◆ Work to complete ◆
Transcribe all of the material exactly, except for its pictures.

** START Data **

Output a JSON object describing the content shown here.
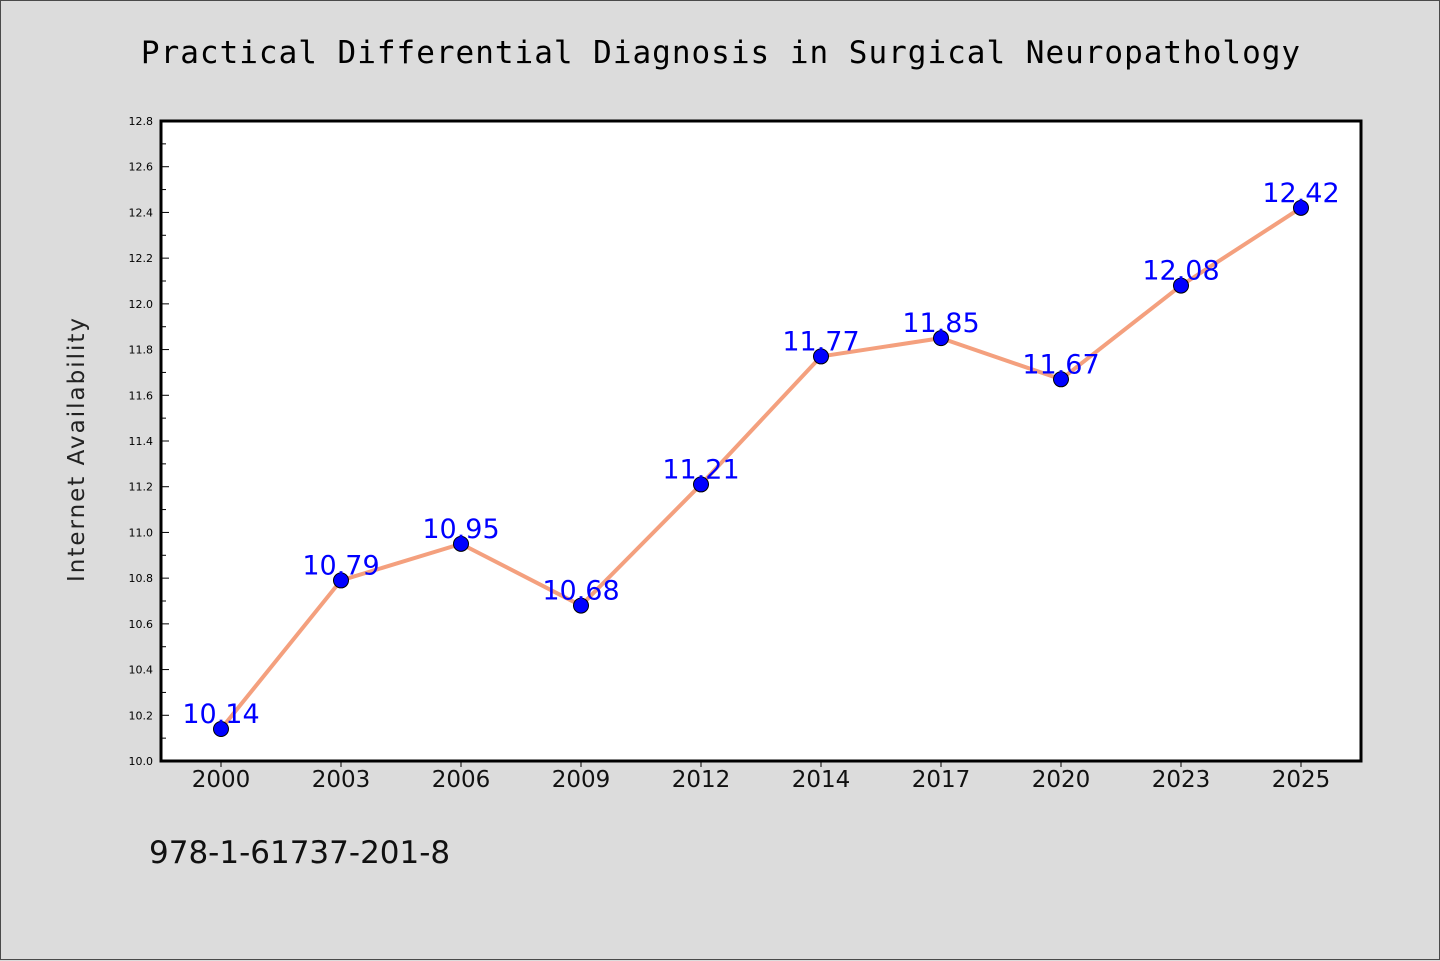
{
  "colors": {
    "background": "#dcdcdc",
    "plot_background": "#ffffff",
    "line": "#f4a07e",
    "marker": "#0000ff",
    "data_label": "#0000ff"
  },
  "footer": {
    "isbn": "978-1-61737-201-8"
  },
  "chart_data": {
    "type": "line",
    "title": "Practical Differential Diagnosis in Surgical Neuropathology",
    "xlabel": "",
    "ylabel": "Internet Availability",
    "categories": [
      "2000",
      "2003",
      "2006",
      "2009",
      "2012",
      "2014",
      "2017",
      "2020",
      "2023",
      "2025"
    ],
    "series": [
      {
        "values": [
          10.14,
          10.79,
          10.95,
          10.68,
          11.21,
          11.77,
          11.85,
          11.67,
          12.08,
          12.42
        ]
      }
    ],
    "ylim": [
      10.0,
      12.8
    ],
    "yticks": [
      "10.0",
      "10.2",
      "10.4",
      "10.6",
      "10.8",
      "11.0",
      "11.2",
      "11.4",
      "11.6",
      "11.8",
      "12.0",
      "12.2",
      "12.4",
      "12.6",
      "12.8"
    ],
    "grid": false,
    "legend": "none",
    "data_labels": true
  }
}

** END Data **

◆ Written solution ◆
Output a JSON object describing the content shown here.
{
  "colors": {
    "background": "#dcdcdc",
    "plot_background": "#ffffff",
    "line": "#f4a07e",
    "marker": "#0000ff",
    "data_label": "#0000ff"
  },
  "footer": {
    "isbn": "978-1-61737-201-8"
  },
  "chart_data": {
    "type": "line",
    "title": "Practical Differential Diagnosis in Surgical Neuropathology",
    "xlabel": "",
    "ylabel": "Internet Availability",
    "categories": [
      "2000",
      "2003",
      "2006",
      "2009",
      "2012",
      "2014",
      "2017",
      "2020",
      "2023",
      "2025"
    ],
    "series": [
      {
        "values": [
          10.14,
          10.79,
          10.95,
          10.68,
          11.21,
          11.77,
          11.85,
          11.67,
          12.08,
          12.42
        ]
      }
    ],
    "ylim": [
      10.0,
      12.8
    ],
    "yticks": [
      "10.0",
      "10.2",
      "10.4",
      "10.6",
      "10.8",
      "11.0",
      "11.2",
      "11.4",
      "11.6",
      "11.8",
      "12.0",
      "12.2",
      "12.4",
      "12.6",
      "12.8"
    ],
    "grid": false,
    "legend": "none",
    "data_labels": true
  }
}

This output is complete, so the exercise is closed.